### WHAT IS REQUIRED
Reproduce this listing in full.

"""

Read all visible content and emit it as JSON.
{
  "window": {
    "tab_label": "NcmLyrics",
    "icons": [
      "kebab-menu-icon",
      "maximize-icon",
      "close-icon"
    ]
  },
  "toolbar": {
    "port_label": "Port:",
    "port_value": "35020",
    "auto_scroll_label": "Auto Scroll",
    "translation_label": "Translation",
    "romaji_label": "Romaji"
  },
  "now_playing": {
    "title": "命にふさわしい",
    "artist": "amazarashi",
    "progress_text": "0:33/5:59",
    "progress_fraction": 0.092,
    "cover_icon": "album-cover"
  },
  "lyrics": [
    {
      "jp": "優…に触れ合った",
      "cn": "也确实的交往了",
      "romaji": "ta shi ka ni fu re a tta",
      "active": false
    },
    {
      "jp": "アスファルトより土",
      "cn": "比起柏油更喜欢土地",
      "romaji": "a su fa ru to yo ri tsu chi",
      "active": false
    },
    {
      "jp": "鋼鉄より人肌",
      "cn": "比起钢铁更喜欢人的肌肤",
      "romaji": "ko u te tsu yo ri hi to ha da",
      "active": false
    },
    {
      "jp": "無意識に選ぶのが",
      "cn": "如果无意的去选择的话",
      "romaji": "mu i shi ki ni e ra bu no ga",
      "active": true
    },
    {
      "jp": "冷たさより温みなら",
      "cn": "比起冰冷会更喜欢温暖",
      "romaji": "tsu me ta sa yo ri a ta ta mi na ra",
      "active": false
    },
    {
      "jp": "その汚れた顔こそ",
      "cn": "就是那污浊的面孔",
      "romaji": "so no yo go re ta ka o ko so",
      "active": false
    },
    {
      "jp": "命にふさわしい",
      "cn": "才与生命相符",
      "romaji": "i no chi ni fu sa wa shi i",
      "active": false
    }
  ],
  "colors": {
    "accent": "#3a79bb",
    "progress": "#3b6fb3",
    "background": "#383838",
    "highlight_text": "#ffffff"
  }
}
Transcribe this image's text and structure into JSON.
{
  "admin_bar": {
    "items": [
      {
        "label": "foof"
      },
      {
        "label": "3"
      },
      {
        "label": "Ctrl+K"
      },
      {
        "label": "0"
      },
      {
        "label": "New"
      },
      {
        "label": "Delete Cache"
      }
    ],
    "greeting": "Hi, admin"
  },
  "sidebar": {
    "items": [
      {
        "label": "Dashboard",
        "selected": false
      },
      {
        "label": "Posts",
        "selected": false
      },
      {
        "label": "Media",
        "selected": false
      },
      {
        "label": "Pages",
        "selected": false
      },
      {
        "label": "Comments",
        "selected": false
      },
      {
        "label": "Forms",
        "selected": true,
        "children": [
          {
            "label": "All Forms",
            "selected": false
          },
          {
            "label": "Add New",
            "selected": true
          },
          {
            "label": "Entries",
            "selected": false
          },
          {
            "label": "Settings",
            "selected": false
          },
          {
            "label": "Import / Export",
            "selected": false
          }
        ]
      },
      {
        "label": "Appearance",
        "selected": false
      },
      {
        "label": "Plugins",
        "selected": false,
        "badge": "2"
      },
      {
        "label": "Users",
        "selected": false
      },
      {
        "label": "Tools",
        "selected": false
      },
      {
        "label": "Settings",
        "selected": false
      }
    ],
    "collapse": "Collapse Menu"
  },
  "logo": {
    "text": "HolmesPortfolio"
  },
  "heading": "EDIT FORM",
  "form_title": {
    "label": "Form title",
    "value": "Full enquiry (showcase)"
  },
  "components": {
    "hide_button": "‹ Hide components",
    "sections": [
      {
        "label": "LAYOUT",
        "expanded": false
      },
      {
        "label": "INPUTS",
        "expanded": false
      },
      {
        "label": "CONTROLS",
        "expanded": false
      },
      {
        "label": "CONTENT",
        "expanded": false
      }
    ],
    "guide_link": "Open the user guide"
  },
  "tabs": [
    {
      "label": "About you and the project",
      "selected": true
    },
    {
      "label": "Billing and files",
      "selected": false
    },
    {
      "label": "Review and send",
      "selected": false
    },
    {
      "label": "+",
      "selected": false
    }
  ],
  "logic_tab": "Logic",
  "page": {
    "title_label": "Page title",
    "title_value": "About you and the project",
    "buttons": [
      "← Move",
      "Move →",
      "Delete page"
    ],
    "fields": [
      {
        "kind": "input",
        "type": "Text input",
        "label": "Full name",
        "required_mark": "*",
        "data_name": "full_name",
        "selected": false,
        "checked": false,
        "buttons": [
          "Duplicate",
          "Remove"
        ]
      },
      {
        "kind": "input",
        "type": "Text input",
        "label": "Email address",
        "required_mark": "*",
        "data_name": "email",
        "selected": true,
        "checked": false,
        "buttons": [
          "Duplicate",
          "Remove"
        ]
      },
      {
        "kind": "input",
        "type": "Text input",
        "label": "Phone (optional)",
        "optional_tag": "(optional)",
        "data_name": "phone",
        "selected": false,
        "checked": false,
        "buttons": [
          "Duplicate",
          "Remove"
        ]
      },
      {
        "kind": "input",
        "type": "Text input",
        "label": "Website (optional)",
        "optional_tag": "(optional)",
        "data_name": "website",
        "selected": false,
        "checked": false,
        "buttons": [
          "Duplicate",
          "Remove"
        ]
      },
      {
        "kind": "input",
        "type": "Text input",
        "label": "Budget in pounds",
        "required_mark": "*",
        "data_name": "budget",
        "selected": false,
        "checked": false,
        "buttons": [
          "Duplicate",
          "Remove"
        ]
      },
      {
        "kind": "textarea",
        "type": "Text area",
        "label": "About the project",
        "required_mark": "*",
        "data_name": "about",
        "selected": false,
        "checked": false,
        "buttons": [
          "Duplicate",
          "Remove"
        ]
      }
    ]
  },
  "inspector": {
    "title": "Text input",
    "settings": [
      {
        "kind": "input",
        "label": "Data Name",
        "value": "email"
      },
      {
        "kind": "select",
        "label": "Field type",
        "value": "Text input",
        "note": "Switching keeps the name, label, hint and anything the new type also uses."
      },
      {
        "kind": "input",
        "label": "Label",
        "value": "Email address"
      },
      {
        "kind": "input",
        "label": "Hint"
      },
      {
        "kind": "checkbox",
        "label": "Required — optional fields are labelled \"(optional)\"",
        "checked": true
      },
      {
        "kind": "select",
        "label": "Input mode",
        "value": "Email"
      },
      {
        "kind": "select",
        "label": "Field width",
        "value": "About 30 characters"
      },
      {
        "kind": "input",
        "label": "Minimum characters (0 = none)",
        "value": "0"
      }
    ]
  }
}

"""

### ANSWER
Read all visible content and emit it as JSON.
{
  "window": {
    "tab_label": "NcmLyrics",
    "icons": [
      "kebab-menu-icon",
      "maximize-icon",
      "close-icon"
    ]
  },
  "toolbar": {
    "port_label": "Port:",
    "port_value": "35020",
    "auto_scroll_label": "Auto Scroll",
    "translation_label": "Translation",
    "romaji_label": "Romaji"
  },
  "now_playing": {
    "title": "命にふさわしい",
    "artist": "amazarashi",
    "progress_text": "0:33/5:59",
    "progress_fraction": 0.092,
    "cover_icon": "album-cover"
  },
  "lyrics": [
    {
      "jp": "優…に触れ合った",
      "cn": "也确实的交往了",
      "romaji": "ta shi ka ni fu re a tta",
      "active": false
    },
    {
      "jp": "アスファルトより土",
      "cn": "比起柏油更喜欢土地",
      "romaji": "a su fa ru to yo ri tsu chi",
      "active": false
    },
    {
      "jp": "鋼鉄より人肌",
      "cn": "比起钢铁更喜欢人的肌肤",
      "romaji": "ko u te tsu yo ri hi to ha da",
      "active": false
    },
    {
      "jp": "無意識に選ぶのが",
      "cn": "如果无意的去选择的话",
      "romaji": "mu i shi ki ni e ra bu no ga",
      "active": true
    },
    {
      "jp": "冷たさより温みなら",
      "cn": "比起冰冷会更喜欢温暖",
      "romaji": "tsu me ta sa yo ri a ta ta mi na ra",
      "active": false
    },
    {
      "jp": "その汚れた顔こそ",
      "cn": "就是那污浊的面孔",
      "romaji": "so no yo go re ta ka o ko so",
      "active": false
    },
    {
      "jp": "命にふさわしい",
      "cn": "才与生命相符",
      "romaji": "i no chi ni fu sa wa shi i",
      "active": false
    }
  ],
  "colors": {
    "accent": "#3a79bb",
    "progress": "#3b6fb3",
    "background": "#383838",
    "highlight_text": "#ffffff"
  }
}
Transcribe this image's text and structure into JSON.
{
  "admin_bar": {
    "items": [
      {
        "label": "foof"
      },
      {
        "label": "3"
      },
      {
        "label": "Ctrl+K"
      },
      {
        "label": "0"
      },
      {
        "label": "New"
      },
      {
        "label": "Delete Cache"
      }
    ],
    "greeting": "Hi, admin"
  },
  "sidebar": {
    "items": [
      {
        "label": "Dashboard",
        "selected": false
      },
      {
        "label": "Posts",
        "selected": false
      },
      {
        "label": "Media",
        "selected": false
      },
      {
        "label": "Pages",
        "selected": false
      },
      {
        "label": "Comments",
        "selected": false
      },
      {
        "label": "Forms",
        "selected": true,
        "children": [
          {
            "label": "All Forms",
            "selected": false
          },
          {
            "label": "Add New",
            "selected": true
          },
          {
            "label": "Entries",
            "selected": false
          },
          {
            "label": "Settings",
            "selected": false
          },
          {
            "label": "Import / Export",
            "selected": false
          }
        ]
      },
      {
        "label": "Appearance",
        "selected": false
      },
      {
        "label": "Plugins",
        "selected": false,
        "badge": "2"
      },
      {
        "label": "Users",
        "selected": false
      },
      {
        "label": "Tools",
        "selected": false
      },
      {
        "label": "Settings",
        "selected": false
      }
    ],
    "collapse": "Collapse Menu"
  },
  "logo": {
    "text": "HolmesPortfolio"
  },
  "heading": "EDIT FORM",
  "form_title": {
    "label": "Form title",
    "value": "Full enquiry (showcase)"
  },
  "components": {
    "hide_button": "‹ Hide components",
    "sections": [
      {
        "label": "LAYOUT",
        "expanded": false
      },
      {
        "label": "INPUTS",
        "expanded": false
      },
      {
        "label": "CONTROLS",
        "expanded": false
      },
      {
        "label": "CONTENT",
        "expanded": false
      }
    ],
    "guide_link": "Open the user guide"
  },
  "tabs": [
    {
      "label": "About you and the project",
      "selected": true
    },
    {
      "label": "Billing and files",
      "selected": false
    },
    {
      "label": "Review and send",
      "selected": false
    },
    {
      "label": "+",
      "selected": false
    }
  ],
  "logic_tab": "Logic",
  "page": {
    "title_label": "Page title",
    "title_value": "About you and the project",
    "buttons": [
      "← Move",
      "Move →",
      "Delete page"
    ],
    "fields": [
      {
        "kind": "input",
        "type": "Text input",
        "label": "Full name",
        "required_mark": "*",
        "data_name": "full_name",
        "selected": false,
        "checked": false,
        "buttons": [
          "Duplicate",
          "Remove"
        ]
      },
      {
        "kind": "input",
        "type": "Text input",
        "label": "Email address",
        "required_mark": "*",
        "data_name": "email",
        "selected": true,
        "checked": false,
        "buttons": [
          "Duplicate",
          "Remove"
        ]
      },
      {
        "kind": "input",
        "type": "Text input",
        "label": "Phone (optional)",
        "optional_tag": "(optional)",
        "data_name": "phone",
        "selected": false,
        "checked": false,
        "buttons": [
          "Duplicate",
          "Remove"
        ]
      },
      {
        "kind": "input",
        "type": "Text input",
        "label": "Website (optional)",
        "optional_tag": "(optional)",
        "data_name": "website",
        "selected": false,
        "checked": false,
        "buttons": [
          "Duplicate",
          "Remove"
        ]
      },
      {
        "kind": "input",
        "type": "Text input",
        "label": "Budget in pounds",
        "required_mark": "*",
        "data_name": "budget",
        "selected": false,
        "checked": false,
        "buttons": [
          "Duplicate",
          "Remove"
        ]
      },
      {
        "kind": "textarea",
        "type": "Text area",
        "label": "About the project",
        "required_mark": "*",
        "data_name": "about",
        "selected": false,
        "checked": false,
        "buttons": [
          "Duplicate",
          "Remove"
        ]
      }
    ]
  },
  "inspector": {
    "title": "Text input",
    "settings": [
      {
        "kind": "input",
        "label": "Data Name",
        "value": "email"
      },
      {
        "kind": "select",
        "label": "Field type",
        "value": "Text input",
        "note": "Switching keeps the name, label, hint and anything the new type also uses."
      },
      {
        "kind": "input",
        "label": "Label",
        "value": "Email address"
      },
      {
        "kind": "input",
        "label": "Hint"
      },
      {
        "kind": "checkbox",
        "label": "Required — optional fields are labelled \"(optional)\"",
        "checked": true
      },
      {
        "kind": "select",
        "label": "Input mode",
        "value": "Email"
      },
      {
        "kind": "select",
        "label": "Field width",
        "value": "About 30 characters"
      },
      {
        "kind": "input",
        "label": "Minimum characters (0 = none)",
        "value": "0"
      }
    ]
  }
}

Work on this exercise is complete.